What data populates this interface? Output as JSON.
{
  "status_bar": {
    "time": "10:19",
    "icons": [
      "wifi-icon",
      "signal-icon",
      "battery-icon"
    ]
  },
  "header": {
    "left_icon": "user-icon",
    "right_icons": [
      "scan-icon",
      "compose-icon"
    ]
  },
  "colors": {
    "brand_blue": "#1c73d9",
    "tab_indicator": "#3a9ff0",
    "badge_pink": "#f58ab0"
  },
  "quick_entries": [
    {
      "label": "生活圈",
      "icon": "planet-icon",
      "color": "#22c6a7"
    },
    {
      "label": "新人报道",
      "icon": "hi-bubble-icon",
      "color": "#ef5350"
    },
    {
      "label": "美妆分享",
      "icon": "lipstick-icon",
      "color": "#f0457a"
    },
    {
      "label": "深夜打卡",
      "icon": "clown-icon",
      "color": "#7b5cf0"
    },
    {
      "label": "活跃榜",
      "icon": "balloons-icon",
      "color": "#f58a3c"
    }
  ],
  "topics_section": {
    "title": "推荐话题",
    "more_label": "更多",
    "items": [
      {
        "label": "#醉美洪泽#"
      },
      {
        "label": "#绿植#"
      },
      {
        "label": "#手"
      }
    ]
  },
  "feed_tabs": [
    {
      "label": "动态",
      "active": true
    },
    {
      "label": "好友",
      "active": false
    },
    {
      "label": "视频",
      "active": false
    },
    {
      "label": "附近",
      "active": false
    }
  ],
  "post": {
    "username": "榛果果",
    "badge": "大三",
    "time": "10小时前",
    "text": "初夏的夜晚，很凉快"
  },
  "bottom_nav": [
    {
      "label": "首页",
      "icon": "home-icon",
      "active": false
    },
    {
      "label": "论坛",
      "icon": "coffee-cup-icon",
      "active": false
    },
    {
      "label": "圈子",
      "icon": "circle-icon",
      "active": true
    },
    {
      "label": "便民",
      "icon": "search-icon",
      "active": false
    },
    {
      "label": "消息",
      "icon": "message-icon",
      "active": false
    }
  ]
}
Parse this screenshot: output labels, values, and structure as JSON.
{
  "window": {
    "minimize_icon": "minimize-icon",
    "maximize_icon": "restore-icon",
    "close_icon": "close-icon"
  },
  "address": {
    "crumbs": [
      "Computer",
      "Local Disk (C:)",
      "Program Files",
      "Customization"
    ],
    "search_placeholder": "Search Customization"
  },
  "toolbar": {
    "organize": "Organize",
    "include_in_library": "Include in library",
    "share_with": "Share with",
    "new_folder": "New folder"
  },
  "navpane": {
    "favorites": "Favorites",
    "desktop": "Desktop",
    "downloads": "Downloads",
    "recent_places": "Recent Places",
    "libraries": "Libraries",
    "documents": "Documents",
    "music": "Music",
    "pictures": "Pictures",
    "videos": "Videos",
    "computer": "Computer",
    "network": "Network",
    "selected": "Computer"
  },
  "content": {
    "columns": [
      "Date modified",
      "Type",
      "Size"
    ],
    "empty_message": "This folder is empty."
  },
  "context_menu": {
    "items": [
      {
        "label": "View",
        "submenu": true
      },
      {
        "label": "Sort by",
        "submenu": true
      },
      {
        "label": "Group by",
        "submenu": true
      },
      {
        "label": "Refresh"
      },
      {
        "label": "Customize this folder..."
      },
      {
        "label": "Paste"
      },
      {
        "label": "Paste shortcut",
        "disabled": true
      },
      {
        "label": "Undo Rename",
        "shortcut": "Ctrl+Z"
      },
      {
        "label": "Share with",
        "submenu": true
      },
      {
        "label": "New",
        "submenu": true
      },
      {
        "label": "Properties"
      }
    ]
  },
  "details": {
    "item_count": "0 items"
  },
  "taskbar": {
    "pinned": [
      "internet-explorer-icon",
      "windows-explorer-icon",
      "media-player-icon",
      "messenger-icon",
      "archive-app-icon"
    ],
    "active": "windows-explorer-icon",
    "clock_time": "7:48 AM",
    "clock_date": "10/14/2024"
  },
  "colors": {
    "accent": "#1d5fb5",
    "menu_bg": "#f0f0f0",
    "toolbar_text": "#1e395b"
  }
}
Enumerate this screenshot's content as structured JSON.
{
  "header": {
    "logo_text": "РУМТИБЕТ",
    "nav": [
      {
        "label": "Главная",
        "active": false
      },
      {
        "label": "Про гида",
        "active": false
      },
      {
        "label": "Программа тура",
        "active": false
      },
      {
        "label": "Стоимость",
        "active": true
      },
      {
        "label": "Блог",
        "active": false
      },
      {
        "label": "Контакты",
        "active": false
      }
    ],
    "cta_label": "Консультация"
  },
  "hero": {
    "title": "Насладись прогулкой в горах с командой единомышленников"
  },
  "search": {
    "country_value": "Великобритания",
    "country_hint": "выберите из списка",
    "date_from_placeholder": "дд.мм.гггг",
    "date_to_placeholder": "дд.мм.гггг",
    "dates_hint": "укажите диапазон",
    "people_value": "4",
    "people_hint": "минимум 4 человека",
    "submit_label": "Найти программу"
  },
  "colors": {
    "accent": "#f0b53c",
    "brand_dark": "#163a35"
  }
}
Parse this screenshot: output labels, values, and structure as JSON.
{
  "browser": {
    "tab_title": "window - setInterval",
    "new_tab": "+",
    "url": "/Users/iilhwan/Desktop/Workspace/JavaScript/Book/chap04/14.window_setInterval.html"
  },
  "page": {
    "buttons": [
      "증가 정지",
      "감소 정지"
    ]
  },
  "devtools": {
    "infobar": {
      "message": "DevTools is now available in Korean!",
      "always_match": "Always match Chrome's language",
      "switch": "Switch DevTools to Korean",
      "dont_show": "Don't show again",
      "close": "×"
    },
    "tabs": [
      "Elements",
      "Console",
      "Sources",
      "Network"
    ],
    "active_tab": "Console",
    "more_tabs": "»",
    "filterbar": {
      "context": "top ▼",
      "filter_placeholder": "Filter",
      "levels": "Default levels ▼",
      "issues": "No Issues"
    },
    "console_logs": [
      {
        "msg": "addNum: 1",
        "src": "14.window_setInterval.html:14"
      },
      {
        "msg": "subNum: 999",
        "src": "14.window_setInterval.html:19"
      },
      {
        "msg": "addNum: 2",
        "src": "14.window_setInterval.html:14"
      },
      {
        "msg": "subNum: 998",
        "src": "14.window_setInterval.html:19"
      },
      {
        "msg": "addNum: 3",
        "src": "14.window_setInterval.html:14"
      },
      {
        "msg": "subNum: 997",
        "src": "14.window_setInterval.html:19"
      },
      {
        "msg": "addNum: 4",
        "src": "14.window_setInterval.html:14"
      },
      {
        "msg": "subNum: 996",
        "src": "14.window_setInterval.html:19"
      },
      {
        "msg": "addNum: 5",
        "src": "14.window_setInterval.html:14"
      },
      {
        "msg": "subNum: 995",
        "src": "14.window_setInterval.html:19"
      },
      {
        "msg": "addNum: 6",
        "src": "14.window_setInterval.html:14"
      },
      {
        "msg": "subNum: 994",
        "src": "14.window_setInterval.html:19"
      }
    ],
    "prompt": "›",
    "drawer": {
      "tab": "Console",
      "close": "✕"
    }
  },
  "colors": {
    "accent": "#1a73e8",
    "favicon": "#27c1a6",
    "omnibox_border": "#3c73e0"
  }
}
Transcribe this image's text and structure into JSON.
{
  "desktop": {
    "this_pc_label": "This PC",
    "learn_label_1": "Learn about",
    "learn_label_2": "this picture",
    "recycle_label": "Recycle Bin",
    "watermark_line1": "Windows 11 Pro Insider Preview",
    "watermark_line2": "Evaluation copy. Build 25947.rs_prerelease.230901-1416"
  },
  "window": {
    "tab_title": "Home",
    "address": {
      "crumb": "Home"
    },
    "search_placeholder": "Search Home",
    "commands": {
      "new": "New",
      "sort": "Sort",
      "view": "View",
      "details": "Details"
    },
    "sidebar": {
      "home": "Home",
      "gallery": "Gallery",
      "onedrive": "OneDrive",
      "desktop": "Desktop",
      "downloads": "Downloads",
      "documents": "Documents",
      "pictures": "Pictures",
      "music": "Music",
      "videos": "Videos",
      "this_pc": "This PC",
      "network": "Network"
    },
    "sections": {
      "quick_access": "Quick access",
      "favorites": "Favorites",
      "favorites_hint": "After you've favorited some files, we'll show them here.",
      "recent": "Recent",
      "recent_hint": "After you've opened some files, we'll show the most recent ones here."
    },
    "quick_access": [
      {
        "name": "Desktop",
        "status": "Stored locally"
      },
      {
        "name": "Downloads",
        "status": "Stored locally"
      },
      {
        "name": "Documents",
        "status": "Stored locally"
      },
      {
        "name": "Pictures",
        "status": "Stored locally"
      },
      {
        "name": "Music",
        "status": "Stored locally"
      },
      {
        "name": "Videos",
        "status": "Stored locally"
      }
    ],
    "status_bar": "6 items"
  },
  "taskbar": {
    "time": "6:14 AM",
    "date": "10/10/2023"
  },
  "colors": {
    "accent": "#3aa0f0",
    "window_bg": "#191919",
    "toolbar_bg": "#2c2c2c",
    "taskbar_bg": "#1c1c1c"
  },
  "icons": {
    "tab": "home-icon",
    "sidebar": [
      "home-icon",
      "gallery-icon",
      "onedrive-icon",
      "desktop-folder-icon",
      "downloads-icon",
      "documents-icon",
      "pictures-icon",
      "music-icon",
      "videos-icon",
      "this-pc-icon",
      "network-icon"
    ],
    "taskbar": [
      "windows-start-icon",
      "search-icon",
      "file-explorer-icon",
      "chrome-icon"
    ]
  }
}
|---|
What is asked => Only a number is expected here: the count of lines in the listing that hold the string "гггг".

Task result => 2